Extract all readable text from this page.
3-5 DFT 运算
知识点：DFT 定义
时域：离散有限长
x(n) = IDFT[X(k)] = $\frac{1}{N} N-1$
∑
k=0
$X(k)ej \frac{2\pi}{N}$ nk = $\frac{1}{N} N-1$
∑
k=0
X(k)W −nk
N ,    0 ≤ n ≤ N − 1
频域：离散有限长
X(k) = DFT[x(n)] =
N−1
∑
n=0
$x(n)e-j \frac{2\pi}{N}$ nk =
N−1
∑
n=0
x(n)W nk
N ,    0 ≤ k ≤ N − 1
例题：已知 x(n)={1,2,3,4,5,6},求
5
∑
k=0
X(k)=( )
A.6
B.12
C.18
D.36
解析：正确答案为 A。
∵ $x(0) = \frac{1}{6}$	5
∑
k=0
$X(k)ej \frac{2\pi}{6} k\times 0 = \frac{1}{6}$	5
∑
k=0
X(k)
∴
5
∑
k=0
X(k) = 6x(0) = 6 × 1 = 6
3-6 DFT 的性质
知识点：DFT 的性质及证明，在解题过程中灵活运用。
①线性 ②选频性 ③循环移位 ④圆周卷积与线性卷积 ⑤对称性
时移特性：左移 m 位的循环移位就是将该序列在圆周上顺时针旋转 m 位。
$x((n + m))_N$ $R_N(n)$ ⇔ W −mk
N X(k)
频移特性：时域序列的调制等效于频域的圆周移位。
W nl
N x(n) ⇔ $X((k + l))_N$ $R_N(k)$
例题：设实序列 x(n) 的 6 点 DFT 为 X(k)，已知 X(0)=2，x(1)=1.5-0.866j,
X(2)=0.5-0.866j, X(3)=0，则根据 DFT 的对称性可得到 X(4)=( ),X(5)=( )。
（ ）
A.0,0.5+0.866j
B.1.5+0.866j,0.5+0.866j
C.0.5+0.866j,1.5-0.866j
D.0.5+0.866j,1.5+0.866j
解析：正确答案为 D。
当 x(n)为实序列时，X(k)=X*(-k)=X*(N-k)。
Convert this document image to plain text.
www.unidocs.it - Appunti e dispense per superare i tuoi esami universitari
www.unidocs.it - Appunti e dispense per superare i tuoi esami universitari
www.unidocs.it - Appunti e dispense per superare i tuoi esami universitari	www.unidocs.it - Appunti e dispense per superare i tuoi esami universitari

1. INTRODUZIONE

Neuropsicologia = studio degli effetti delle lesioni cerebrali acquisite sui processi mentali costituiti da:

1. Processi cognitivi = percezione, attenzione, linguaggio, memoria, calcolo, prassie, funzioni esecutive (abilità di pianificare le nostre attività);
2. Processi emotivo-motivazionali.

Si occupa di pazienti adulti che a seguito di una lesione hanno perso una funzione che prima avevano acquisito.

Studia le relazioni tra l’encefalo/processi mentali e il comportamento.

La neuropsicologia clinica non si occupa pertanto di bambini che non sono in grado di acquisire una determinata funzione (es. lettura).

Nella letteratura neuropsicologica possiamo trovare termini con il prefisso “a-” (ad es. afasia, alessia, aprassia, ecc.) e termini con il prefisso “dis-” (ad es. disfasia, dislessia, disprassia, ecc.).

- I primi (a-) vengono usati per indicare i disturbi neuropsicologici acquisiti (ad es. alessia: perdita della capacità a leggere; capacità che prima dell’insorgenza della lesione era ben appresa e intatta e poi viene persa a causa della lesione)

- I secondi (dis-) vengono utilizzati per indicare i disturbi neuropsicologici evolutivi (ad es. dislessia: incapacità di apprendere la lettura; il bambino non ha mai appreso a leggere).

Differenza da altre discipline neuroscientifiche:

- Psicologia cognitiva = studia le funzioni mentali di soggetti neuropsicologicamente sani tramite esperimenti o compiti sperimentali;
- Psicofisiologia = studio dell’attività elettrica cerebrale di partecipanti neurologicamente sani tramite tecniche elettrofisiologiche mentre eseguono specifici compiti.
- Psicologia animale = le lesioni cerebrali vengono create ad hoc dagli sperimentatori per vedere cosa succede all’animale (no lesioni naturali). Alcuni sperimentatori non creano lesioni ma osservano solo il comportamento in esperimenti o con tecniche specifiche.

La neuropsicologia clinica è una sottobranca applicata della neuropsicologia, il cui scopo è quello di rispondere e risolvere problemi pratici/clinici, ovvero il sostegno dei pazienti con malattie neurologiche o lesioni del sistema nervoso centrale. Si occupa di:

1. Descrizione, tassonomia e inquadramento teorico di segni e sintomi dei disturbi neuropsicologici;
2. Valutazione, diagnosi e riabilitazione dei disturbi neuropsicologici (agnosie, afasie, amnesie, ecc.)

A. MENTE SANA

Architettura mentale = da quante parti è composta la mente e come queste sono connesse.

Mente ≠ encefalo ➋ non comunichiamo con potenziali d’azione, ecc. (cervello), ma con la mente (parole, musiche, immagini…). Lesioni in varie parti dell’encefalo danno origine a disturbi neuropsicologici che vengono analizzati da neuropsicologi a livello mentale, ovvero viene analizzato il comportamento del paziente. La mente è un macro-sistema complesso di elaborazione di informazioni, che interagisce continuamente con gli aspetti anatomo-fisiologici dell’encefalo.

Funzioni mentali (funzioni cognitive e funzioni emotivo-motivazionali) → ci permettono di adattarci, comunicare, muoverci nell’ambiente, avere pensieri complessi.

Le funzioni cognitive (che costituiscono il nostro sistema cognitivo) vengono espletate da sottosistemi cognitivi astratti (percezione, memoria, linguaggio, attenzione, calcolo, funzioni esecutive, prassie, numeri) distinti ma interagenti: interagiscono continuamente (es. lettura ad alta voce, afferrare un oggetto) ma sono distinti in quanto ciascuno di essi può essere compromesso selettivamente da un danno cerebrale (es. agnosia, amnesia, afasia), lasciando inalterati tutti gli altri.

———

• What the exercise asks: Write down the number of lines where the word "funzione" appears, and nothing further.

• Answer for the task: 2